*What you have to do*. Change "language-name" to "lang-name" in the stretch from the line containing "Annotate this image: element" through the line containing "workspace-icon <box>47 82 68 103</box>", keeping everything else the same. Give back only those lines, without the pictures.

*Supplied material*.
========

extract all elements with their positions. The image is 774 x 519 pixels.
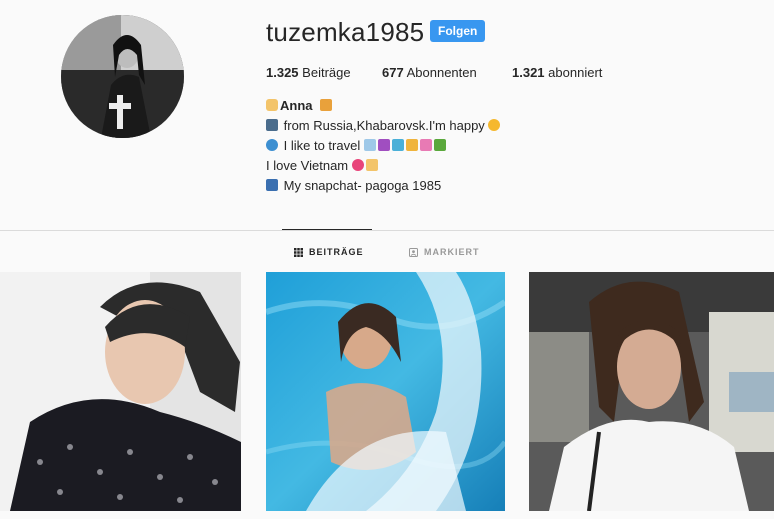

========

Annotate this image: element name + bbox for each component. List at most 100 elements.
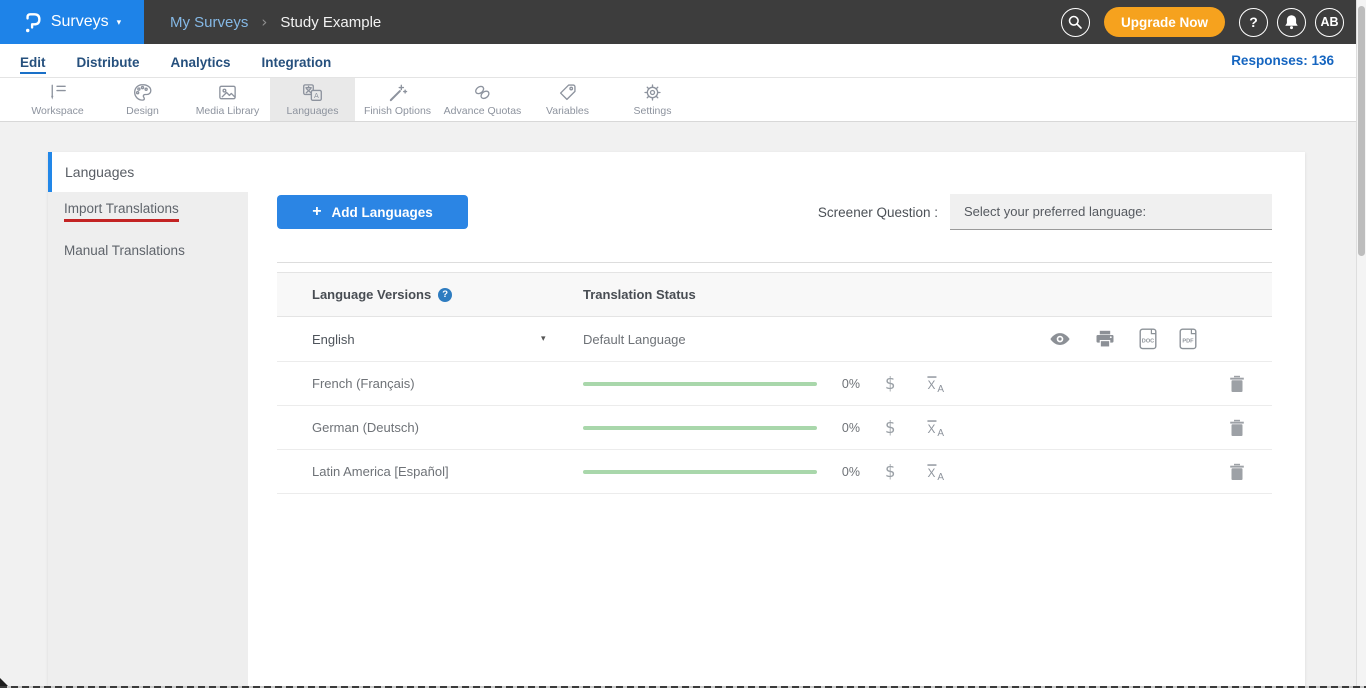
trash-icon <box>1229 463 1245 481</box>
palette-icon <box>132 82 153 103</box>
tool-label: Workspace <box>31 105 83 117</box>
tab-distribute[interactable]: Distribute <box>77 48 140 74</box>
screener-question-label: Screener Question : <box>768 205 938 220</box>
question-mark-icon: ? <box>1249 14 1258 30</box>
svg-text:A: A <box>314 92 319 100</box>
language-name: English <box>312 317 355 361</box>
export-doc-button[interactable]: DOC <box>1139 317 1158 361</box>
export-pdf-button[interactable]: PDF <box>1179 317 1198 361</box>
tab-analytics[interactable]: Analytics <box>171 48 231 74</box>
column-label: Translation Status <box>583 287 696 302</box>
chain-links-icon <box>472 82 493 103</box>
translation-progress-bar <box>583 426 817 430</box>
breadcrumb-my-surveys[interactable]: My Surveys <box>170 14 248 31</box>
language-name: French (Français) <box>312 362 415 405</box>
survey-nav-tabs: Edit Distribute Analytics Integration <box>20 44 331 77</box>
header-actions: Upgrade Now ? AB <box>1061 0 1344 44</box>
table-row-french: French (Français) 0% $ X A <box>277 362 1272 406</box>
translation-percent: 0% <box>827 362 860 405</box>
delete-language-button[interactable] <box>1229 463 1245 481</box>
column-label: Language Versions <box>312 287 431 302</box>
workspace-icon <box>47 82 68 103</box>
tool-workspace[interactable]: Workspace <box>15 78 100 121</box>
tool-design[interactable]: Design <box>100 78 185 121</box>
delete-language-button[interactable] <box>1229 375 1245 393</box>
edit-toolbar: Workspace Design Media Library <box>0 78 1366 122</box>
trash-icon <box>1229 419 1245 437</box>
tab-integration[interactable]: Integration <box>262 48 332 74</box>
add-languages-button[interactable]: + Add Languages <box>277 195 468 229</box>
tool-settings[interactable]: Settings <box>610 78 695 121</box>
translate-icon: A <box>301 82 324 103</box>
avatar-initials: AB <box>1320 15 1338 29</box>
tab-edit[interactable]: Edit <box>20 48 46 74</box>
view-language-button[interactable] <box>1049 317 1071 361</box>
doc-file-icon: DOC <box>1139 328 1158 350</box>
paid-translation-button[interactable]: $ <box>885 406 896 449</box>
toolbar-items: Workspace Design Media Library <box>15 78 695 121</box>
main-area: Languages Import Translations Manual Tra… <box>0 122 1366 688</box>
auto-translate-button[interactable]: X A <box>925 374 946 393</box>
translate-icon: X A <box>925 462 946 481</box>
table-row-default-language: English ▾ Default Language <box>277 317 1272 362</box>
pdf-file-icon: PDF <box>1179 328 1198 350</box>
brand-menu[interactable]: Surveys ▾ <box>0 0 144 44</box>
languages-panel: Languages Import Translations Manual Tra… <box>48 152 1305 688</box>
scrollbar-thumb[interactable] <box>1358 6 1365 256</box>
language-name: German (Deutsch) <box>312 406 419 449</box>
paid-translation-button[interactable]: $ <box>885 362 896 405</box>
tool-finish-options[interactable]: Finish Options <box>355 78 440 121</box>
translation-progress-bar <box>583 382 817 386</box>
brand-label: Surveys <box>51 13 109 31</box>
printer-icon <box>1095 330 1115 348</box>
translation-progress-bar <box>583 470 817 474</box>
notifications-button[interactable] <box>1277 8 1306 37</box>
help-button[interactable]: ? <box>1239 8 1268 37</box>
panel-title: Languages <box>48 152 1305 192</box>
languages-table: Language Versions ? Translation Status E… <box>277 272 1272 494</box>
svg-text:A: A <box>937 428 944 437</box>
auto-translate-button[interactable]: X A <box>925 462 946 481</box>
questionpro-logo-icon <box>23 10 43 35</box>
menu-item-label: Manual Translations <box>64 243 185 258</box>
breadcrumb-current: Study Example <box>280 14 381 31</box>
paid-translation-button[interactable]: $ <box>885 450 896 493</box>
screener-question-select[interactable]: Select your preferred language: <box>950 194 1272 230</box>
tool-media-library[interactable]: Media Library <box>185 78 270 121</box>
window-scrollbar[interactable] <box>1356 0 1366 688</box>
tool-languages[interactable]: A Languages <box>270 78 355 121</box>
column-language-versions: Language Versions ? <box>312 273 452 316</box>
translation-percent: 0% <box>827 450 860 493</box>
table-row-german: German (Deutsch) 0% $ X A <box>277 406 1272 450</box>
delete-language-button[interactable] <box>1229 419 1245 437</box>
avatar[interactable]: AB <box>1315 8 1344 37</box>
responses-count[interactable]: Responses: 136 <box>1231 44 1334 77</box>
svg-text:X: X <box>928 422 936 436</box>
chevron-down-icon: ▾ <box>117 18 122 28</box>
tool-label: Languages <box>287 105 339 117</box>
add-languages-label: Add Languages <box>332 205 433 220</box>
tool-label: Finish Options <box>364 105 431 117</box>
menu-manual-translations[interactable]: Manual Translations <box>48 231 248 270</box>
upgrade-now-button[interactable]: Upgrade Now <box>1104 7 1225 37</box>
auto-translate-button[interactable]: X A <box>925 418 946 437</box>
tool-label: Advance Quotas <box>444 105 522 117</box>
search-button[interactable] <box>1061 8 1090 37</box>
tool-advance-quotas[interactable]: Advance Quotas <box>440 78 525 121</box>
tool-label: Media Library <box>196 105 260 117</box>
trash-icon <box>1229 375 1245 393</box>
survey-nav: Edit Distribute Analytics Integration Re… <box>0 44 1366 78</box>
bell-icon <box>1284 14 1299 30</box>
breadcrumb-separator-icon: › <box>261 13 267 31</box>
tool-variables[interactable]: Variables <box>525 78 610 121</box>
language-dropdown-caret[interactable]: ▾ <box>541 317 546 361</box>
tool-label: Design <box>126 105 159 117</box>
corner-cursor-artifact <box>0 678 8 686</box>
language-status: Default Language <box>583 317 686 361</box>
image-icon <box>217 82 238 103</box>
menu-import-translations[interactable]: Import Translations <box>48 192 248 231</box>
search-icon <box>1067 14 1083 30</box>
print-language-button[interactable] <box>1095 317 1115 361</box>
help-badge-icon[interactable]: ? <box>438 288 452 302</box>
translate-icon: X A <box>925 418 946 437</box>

========

*Complete answer*.
Annotate this image: element name + bbox for each component. List at most 100 elements.
trash-icon <box>1229 463 1245 481</box>
palette-icon <box>132 82 153 103</box>
tool-label: Workspace <box>31 105 83 117</box>
tab-distribute[interactable]: Distribute <box>77 48 140 74</box>
screener-question-label: Screener Question : <box>768 205 938 220</box>
question-mark-icon: ? <box>1249 14 1258 30</box>
svg-text:A: A <box>314 92 319 100</box>
lang-name: English <box>312 317 355 361</box>
export-doc-button[interactable]: DOC <box>1139 317 1158 361</box>
export-pdf-button[interactable]: PDF <box>1179 317 1198 361</box>
tab-analytics[interactable]: Analytics <box>171 48 231 74</box>
column-label: Translation Status <box>583 287 696 302</box>
chain-links-icon <box>472 82 493 103</box>
translation-progress-bar <box>583 426 817 430</box>
breadcrumb-my-surveys[interactable]: My Surveys <box>170 14 248 31</box>
lang-name: French (Français) <box>312 362 415 405</box>
survey-nav-tabs: Edit Distribute Analytics Integration <box>20 44 331 77</box>
header-actions: Upgrade Now ? AB <box>1061 0 1344 44</box>
table-row-french: French (Français) 0% $ X A <box>277 362 1272 406</box>
translation-percent: 0% <box>827 362 860 405</box>
delete-language-button[interactable] <box>1229 463 1245 481</box>
column-label: Language Versions <box>312 287 431 302</box>
workspace-icon <box>47 82 68 103</box>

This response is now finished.